“Autoportrait à l’idole (Portrait of the Artist with the Idol)” by Paul Gauguin, c. 1893 Credit: MFAH Houston/McNay Art Museum

Many of the painters associated with Impressionism and Post-Impressionism were by nature, seekers. Creators who saw things visually just a bit differently from many of their predecessors.

And while these last-name-only-needed visualizers like Van Gogh, Pissarro, Cézanne, Monet, and Manet and were seekers, one of their group perhaps went out a bit further, both geographically and thematically: Paul Gauguin (1848-1903).

Next month, Houston’s Museum of Fine Arts will host the only U.S. stop of the massive retrospective Gauguin in the World, organized by independent curator Henri Loyrette, former director of both the Louvre and Musée d’Orsay in France.

Gauguin in the World will feature paintings, prints, sculptures, and writings that encompass the artist’s entire career. With a heavy emphasis on and narrative flow from the art created and inspired by his later-in-life journeys to and residencies in Tahiti and the Marquesas Islands.

It will show, as Loyrette says in a press release, Gauguin’s “inner quest for elsewhere.” The more than 150 works were brought together from 65 public and private collections around the world, and showcase Gauguin’s bold use of color, sometimes unusual subjects, and Symbolist themes.

“Madam Roulin” (detail) by Paul Gauguin, 1888 Credit: MFAH Houston/Saint Louis Art Museum

“Ours is a very big show, and Loyrette is very distinguished. It does set at a different angle because he’s focusing on Gauguin at the end of his life. A colorful and disjointed life,” says Ann Dumas, the MFAH’s consulting curator for this exhibit. “Gauguin is defining his identity all through his career as an artist, and that’s a very strong thread. And that’s [reflected] in the places he went.”

Paul Gauguin had mixed French and Peruvian ancestry, and by his late 20s was a married father of five with a promising career as a stockbroker. But he became enthralled by Impressionist art and began to create his own works, though he met with mostly commercial failure as he continued to move around countries.

▶ [Required work] From the article on the Gauguin exhibition, extract the passage that begins at the words "Many of the painters" and stops after "d’Orsay in France.", copying it word for word.

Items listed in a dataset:

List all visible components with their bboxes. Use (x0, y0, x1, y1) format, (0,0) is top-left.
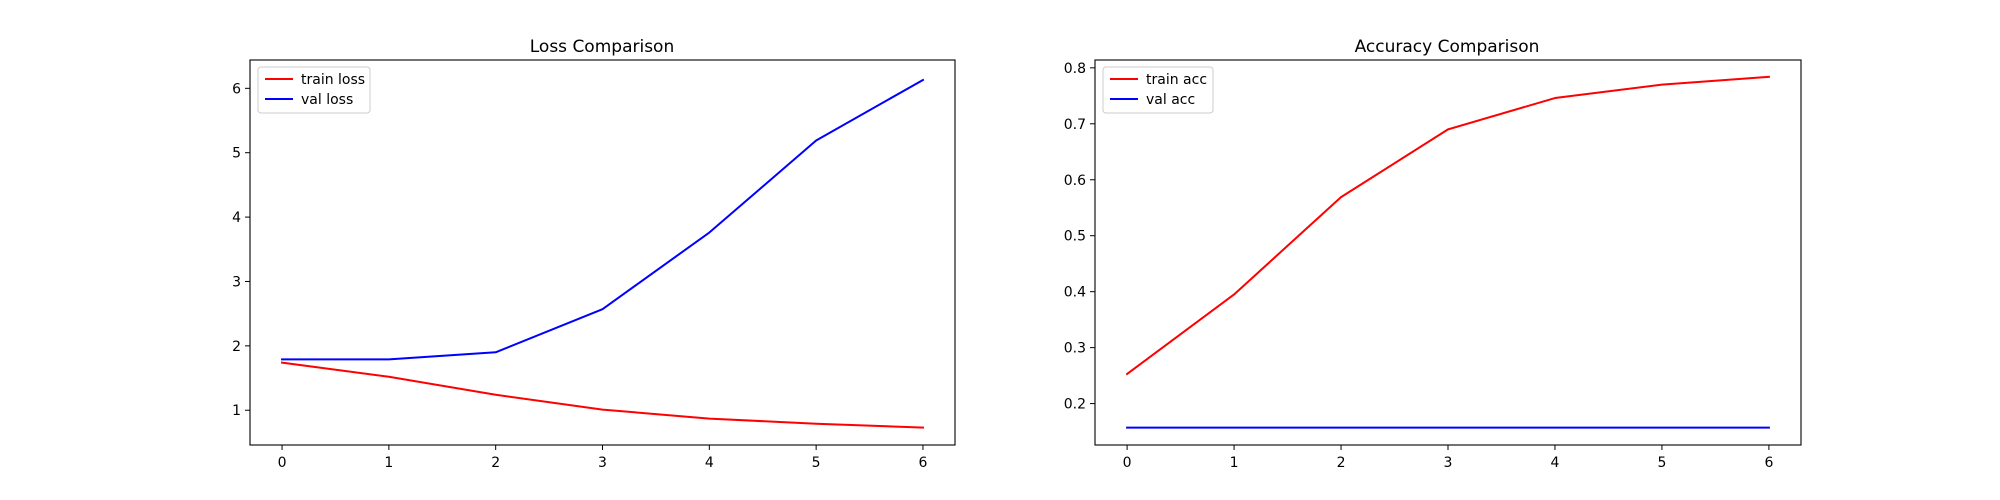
plot-frame (249, 59, 956, 446)
x-tick-label: 1 (1230, 455, 1239, 471)
y-tick-label: 0.6 (1064, 173, 1086, 189)
x-tick-label: 5 (812, 455, 821, 471)
y-tick-label: 5 (232, 146, 241, 162)
plot-layer: 0 1 2 3 4 5 6 1 2 3 4 5 6 (232, 78, 927, 471)
y-tick-label: 6 (232, 81, 241, 97)
chart-title: Accuracy Comparison (1355, 37, 1540, 57)
x-tick-label: 0 (278, 455, 287, 471)
y-tick-label: 0.8 (1064, 61, 1086, 77)
y-tick-label: 2 (232, 339, 241, 355)
accuracy-comparison-chart: Accuracy Comparison 0 1 2 3 4 5 60.20.30.40.50… (1064, 37, 1802, 471)
y-tick-label: 0.3 (1064, 341, 1086, 357)
x-tick-label: 2 (1337, 455, 1346, 471)
plot-layer: 0 1 2 3 4 5 6 0.2 0.3 0.4 0.5 0.6 0.7 0.8 (1064, 61, 1774, 471)
chart-title: Loss Comparison (530, 37, 674, 57)
legend-label-train-loss: train loss (301, 72, 365, 88)
x-tick-label: 3 (1444, 455, 1453, 471)
x-tick-label: 6 (918, 455, 927, 471)
plot-frame (1094, 59, 1802, 446)
legend-label-val-acc: val acc (1146, 92, 1195, 108)
y-tick-label: 0.7 (1064, 117, 1086, 133)
series-line-val-loss (281, 78, 925, 361)
y-tick-label: 0.2 (1064, 397, 1086, 413)
legend-label-train-acc: train acc (1146, 72, 1207, 88)
x-tick-label: 5 (1657, 455, 1666, 471)
x-tick-label: 3 (598, 455, 607, 471)
legend: train acc val acc (1102, 66, 1214, 114)
x-tick-label: 1 (384, 455, 393, 471)
x-tick-label: 0 (1123, 455, 1132, 471)
loss-comparison-chart: Loss Comparison 0 1 2 3 4 5 6 1 2 3 4 5 6 train loss… (232, 37, 956, 471)
y-tick-label: 0.4 (1064, 285, 1086, 301)
y-tick-label: 1 (232, 403, 241, 419)
series-line-train-acc (1125, 75, 1770, 376)
y-tick-label: 0.5 (1064, 229, 1086, 245)
x-tick-label: 4 (1551, 455, 1560, 471)
y-tick-label: 4 (232, 210, 241, 226)
x-tick-label: 2 (491, 455, 500, 471)
x-tick-label: 6 (1764, 455, 1773, 471)
legend: train loss val loss (257, 66, 371, 114)
legend-label-val-loss: val loss (301, 92, 353, 108)
y-tick-label: 3 (232, 274, 241, 290)
x-tick-label: 4 (705, 455, 714, 471)
series-line-train-loss (280, 361, 924, 429)
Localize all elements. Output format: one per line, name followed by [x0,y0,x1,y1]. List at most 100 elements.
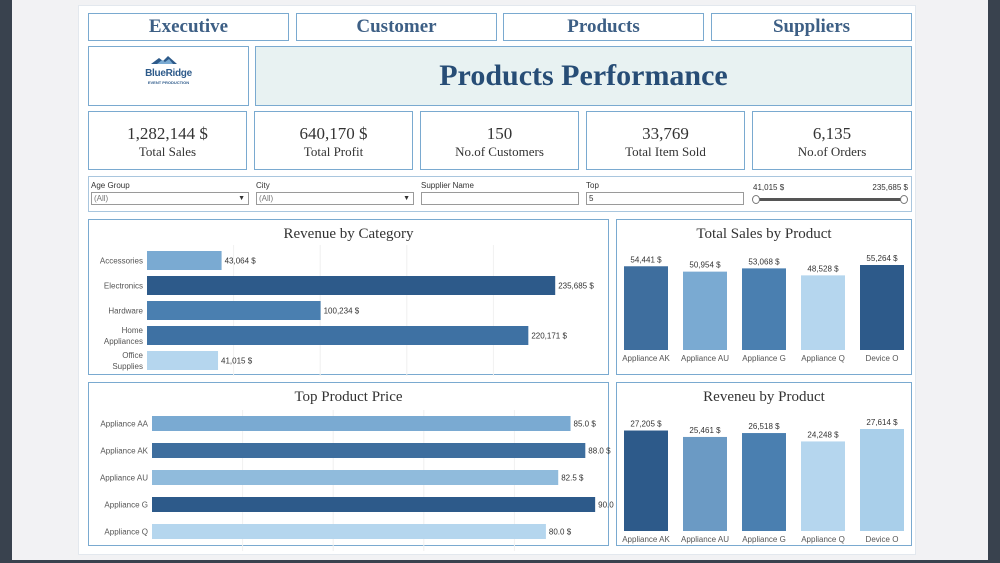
data-label: 27,205 $ [630,420,662,429]
category-label: Appliance G [104,501,148,510]
category-label: Office [122,351,143,360]
range-max-label: 235,685 $ [872,183,908,192]
category-label: Hardware [108,307,143,316]
chart-title: Total Sales by Product [696,226,832,242]
revenue-by-product-chart: 27,205 $ Appliance AK 25,461 $ Appliance AU… [622,418,904,544]
data-label: 90.0 $ [598,501,621,510]
range-min-label: 41,015 $ [753,183,785,192]
bar [683,436,727,531]
kpi-label: Total Sales [138,144,197,159]
data-label: 85.0 $ [574,420,597,429]
bar [152,470,559,485]
bar [801,275,845,350]
chevron-down-icon: ▼ [403,195,410,202]
bar [152,443,586,458]
kpi-value: 1,282,144 $ [127,124,208,143]
range-slider-min-handle[interactable] [752,195,760,204]
chevron-down-icon: ▼ [238,195,245,202]
top-product-price-panel: Top Product Price 85.0 $ Appliance AA 88.0… [88,382,621,551]
data-label: 54,441 $ [630,255,662,264]
filter-city-select[interactable]: (All) ▼ [256,192,414,205]
category-label: Appliance AU [681,535,729,544]
data-label: 53,068 $ [748,257,780,266]
filter-supplier-label: Supplier Name [421,181,474,190]
kpi-value: 150 [486,124,513,143]
category-label: Device O [866,354,899,363]
bar [860,429,904,531]
filter-age-group-select[interactable]: (All) ▼ [91,192,249,205]
chart-title: Revenue by Category [283,226,414,242]
data-label: 235,685 $ [558,282,594,291]
chart-title: Reveneu by Product [703,389,825,405]
kpi-label: Total Profit [303,144,364,159]
category-label: Appliance AK [622,354,670,363]
category-label: Appliances [104,337,143,346]
data-label: 50,954 $ [689,261,721,270]
revenue-by-category-panel: Revenue by Category 43,064 $ Accessories 2… [88,219,609,376]
bar [624,430,668,531]
filter-supplier-input[interactable] [421,192,579,205]
category-label: Home [122,326,144,335]
revenue-by-category-chart: 43,064 $ Accessories 235,685 $ Electronics 1… [100,245,594,376]
category-label: Supplies [112,362,143,371]
kpi-items-sold: 33,769 Total Item Sold [586,111,745,170]
category-label: Appliance AU [681,354,729,363]
logo-mountain-icon [151,56,177,64]
kpi-value: 640,170 $ [299,124,368,143]
page-title: Products Performance [439,59,728,92]
tab-products[interactable]: Products [503,13,704,41]
range-slider-max-handle[interactable] [900,195,908,204]
data-label: 43,064 $ [225,257,257,266]
bar [147,251,222,270]
tab-customer[interactable]: Customer [296,13,497,41]
kpi-orders: 6,135 No.of Orders [752,111,912,170]
title-box: Products Performance [255,46,912,106]
bar [147,351,219,370]
kpi-value: 33,769 [642,124,689,143]
category-label: Appliance AU [100,474,148,483]
filter-city-value: (All) [259,194,274,203]
filter-age-group-value: (All) [94,194,109,203]
data-label: 41,015 $ [221,357,253,366]
bar [683,271,727,350]
logo-tagline: EVENT PRODUCTION [147,80,190,85]
data-label: 24,248 $ [807,430,839,439]
bar [147,326,529,345]
data-label: 88.0 $ [588,447,611,456]
logo-name: BlueRidge [145,68,192,79]
category-label: Appliance G [742,354,786,363]
chart-title: Top Product Price [294,389,403,405]
category-label: Electronics [104,282,143,291]
tab-executive[interactable]: Executive [88,13,289,41]
bar [624,266,668,350]
bar [742,433,786,531]
kpi-label: Total Item Sold [625,144,706,159]
kpi-value: 6,135 [812,124,852,143]
filter-city-label: City [256,181,270,190]
bar [152,497,596,512]
bar [860,265,904,350]
kpi-total-profit: 640,170 $ Total Profit [254,111,413,170]
data-label: 26,518 $ [748,422,780,431]
category-label: Appliance Q [801,354,845,363]
kpi-label: No.of Customers [455,144,544,159]
category-label: Appliance Q [801,535,845,544]
logo-box: BlueRidge EVENT PRODUCTION [88,46,249,106]
category-label: Device O [866,535,899,544]
kpi-customers: 150 No.of Customers [420,111,579,170]
revenue-by-product-panel: Reveneu by Product 27,205 $ Appliance AK 2… [616,382,912,546]
range-slider-track[interactable] [755,198,907,201]
sales-by-product-chart: 54,441 $ Appliance AK 50,954 $ Appliance AU… [622,254,904,363]
category-label: Appliance AK [622,535,670,544]
tab-suppliers[interactable]: Suppliers [711,13,912,41]
filter-top-input[interactable]: 5 [586,192,744,205]
data-label: 80.0 $ [549,528,572,537]
bar [147,301,321,320]
filter-age-group-label: Age Group [91,181,130,190]
bar [801,441,845,531]
filter-top-label: Top [586,181,599,190]
sales-by-product-panel: Total Sales by Product 54,441 $ Appliance… [616,219,912,375]
data-label: 220,171 $ [531,332,567,341]
bar [152,524,546,539]
bar [152,416,571,431]
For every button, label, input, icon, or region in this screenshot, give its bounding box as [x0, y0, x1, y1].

▶ [Answer below]
Many of the painters associated with Impressionism and Post-Impressionism were by nature, seekers. Creators who saw things visually just a bit differently from many of their predecessors.

And while these last-name-only-needed visualizers like Van Gogh, Pissarro, Cézanne, Monet, and Manet and were seekers, one of their group perhaps went out a bit further, both geographically and thematically: Paul Gauguin (1848-1903).

Next month, Houston’s Museum of Fine Arts will host the only U.S. stop of the massive retrospective Gauguin in the World, organized by independent curator Henri Loyrette, former director of both the Louvre and Musée d’Orsay in France.